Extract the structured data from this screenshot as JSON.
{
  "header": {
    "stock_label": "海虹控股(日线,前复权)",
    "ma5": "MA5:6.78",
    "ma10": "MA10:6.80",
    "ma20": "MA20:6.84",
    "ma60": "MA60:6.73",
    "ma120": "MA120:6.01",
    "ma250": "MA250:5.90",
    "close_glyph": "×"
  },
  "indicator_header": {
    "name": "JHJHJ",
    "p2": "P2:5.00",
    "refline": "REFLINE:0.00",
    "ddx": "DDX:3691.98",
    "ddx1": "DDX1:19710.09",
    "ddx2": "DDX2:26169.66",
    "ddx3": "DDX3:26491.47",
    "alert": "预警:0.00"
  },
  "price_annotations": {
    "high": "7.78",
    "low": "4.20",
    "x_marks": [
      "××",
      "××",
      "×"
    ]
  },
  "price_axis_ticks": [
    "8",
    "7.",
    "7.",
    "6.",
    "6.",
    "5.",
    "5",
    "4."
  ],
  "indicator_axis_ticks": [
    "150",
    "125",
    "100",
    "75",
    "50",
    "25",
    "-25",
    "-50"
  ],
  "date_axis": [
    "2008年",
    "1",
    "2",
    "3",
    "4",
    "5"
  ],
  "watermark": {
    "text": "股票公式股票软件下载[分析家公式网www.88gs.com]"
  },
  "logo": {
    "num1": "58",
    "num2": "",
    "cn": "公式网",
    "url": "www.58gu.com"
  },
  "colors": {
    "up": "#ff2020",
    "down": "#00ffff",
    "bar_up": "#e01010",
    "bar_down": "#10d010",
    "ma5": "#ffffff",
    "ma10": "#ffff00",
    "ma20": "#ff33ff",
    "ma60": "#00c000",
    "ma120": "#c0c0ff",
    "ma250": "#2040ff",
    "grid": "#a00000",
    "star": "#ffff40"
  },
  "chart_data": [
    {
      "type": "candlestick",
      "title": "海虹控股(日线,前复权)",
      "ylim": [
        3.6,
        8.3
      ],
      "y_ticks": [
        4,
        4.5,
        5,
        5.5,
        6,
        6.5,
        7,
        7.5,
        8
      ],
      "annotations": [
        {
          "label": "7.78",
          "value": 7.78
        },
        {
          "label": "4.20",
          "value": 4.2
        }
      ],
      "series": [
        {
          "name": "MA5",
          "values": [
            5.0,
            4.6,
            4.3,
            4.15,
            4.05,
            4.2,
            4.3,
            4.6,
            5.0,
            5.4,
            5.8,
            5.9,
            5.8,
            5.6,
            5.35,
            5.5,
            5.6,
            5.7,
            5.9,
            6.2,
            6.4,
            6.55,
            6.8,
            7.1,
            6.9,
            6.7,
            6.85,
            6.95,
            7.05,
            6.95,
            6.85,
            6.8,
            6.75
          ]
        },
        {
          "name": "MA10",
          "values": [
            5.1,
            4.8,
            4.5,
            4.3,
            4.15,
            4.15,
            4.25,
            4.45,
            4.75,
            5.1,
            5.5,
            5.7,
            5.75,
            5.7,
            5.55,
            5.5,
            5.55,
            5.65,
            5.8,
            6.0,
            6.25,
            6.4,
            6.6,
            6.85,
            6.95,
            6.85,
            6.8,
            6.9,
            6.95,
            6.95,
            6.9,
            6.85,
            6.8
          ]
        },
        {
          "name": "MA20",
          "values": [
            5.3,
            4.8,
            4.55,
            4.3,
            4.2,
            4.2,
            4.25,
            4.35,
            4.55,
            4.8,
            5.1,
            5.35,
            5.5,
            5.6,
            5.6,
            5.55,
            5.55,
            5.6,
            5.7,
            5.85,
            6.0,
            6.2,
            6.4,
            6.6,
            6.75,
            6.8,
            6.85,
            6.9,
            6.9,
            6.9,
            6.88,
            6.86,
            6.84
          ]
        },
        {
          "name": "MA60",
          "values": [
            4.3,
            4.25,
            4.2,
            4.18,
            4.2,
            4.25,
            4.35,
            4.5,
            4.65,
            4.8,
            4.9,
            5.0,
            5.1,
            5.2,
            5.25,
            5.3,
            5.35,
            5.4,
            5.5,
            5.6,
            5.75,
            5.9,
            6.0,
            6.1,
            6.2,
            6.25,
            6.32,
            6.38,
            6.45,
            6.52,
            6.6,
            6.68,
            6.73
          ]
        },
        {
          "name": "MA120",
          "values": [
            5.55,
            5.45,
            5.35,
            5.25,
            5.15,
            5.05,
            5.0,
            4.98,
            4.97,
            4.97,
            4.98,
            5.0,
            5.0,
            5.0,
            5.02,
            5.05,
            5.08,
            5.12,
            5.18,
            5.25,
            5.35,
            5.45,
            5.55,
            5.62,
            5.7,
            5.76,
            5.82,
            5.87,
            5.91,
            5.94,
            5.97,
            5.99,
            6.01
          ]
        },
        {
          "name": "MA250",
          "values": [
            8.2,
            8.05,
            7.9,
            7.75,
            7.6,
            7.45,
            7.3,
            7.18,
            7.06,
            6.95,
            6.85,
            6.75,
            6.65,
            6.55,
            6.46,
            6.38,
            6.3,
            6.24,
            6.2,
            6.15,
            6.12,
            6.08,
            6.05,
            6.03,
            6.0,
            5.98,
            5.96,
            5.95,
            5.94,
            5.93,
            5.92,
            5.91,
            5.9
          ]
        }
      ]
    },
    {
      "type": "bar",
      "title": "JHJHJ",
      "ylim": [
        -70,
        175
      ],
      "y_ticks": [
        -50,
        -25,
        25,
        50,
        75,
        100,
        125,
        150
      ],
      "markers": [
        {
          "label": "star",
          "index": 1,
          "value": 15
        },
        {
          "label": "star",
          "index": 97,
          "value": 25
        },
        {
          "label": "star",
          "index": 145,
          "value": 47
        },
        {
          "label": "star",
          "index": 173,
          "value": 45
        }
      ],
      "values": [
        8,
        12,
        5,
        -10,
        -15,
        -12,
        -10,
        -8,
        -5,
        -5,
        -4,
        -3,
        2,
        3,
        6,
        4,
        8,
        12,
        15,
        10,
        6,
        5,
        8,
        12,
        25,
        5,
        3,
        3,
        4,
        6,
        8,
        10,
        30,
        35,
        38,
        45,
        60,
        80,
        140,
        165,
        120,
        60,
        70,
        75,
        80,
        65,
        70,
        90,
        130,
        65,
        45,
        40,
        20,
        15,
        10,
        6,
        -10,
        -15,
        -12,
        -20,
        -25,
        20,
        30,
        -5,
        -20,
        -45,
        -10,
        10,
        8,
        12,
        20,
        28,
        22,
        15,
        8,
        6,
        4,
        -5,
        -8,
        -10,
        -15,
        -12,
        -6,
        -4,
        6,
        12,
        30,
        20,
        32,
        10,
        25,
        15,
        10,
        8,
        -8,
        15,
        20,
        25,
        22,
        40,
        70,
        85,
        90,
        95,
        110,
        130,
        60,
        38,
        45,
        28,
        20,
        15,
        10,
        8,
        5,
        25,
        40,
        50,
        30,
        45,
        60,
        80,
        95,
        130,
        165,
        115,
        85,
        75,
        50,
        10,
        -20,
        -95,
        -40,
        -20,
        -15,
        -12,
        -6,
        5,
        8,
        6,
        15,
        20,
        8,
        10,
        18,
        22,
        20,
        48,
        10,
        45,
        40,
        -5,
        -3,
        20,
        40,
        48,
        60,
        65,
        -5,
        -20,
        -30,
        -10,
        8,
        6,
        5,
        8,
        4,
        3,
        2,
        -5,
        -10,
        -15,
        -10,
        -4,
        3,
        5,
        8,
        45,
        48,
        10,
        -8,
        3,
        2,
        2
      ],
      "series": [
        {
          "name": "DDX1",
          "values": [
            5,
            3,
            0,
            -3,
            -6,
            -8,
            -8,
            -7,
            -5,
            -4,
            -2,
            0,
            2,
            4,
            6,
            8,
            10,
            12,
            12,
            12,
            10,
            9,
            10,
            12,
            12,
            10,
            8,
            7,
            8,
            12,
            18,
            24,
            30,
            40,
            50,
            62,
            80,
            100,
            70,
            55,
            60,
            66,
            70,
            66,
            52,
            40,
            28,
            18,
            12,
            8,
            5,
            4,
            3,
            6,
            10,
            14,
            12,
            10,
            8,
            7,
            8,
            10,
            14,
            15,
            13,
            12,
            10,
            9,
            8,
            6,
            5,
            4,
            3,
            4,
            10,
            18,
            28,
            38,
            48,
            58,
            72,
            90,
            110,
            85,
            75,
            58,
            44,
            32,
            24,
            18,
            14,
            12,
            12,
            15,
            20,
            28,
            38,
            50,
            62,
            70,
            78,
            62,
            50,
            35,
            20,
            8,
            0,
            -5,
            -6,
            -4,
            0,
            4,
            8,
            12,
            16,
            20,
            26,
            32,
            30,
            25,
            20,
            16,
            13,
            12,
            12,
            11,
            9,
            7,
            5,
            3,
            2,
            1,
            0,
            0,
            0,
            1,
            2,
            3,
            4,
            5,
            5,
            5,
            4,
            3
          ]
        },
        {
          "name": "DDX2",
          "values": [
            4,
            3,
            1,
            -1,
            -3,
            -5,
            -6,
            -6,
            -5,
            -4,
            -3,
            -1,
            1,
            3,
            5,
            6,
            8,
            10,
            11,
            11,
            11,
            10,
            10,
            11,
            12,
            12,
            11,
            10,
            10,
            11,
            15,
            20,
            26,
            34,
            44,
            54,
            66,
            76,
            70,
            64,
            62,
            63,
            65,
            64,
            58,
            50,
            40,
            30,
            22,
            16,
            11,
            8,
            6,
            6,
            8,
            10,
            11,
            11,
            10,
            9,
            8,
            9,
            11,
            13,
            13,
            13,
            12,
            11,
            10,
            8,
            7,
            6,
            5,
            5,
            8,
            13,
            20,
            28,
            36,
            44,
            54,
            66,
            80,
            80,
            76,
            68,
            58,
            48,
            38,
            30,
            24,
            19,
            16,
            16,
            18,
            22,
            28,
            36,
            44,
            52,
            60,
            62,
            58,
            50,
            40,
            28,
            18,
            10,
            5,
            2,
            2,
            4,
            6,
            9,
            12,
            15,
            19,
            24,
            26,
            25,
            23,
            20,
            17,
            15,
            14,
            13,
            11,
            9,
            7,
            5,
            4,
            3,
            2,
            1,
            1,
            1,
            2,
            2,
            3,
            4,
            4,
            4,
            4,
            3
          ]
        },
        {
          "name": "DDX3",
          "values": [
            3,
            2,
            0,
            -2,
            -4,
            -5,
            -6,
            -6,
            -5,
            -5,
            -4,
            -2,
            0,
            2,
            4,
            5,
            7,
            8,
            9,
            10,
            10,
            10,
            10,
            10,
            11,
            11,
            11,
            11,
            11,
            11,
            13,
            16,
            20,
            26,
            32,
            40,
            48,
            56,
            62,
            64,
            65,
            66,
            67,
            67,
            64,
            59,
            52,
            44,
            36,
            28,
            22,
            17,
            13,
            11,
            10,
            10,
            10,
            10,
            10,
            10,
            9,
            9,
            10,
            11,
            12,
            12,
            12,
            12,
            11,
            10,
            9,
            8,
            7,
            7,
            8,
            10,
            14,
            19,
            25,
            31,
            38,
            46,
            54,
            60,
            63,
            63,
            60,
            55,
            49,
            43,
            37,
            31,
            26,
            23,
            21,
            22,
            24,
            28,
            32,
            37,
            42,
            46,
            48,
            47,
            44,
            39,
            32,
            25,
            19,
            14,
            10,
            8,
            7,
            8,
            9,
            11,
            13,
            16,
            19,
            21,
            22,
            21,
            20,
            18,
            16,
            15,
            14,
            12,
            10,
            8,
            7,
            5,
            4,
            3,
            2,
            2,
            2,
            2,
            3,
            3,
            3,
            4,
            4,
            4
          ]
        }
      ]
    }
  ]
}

Problem description.
What is the number of lines in the data that hold the string "name"? Answer with the number only.

Task response.
10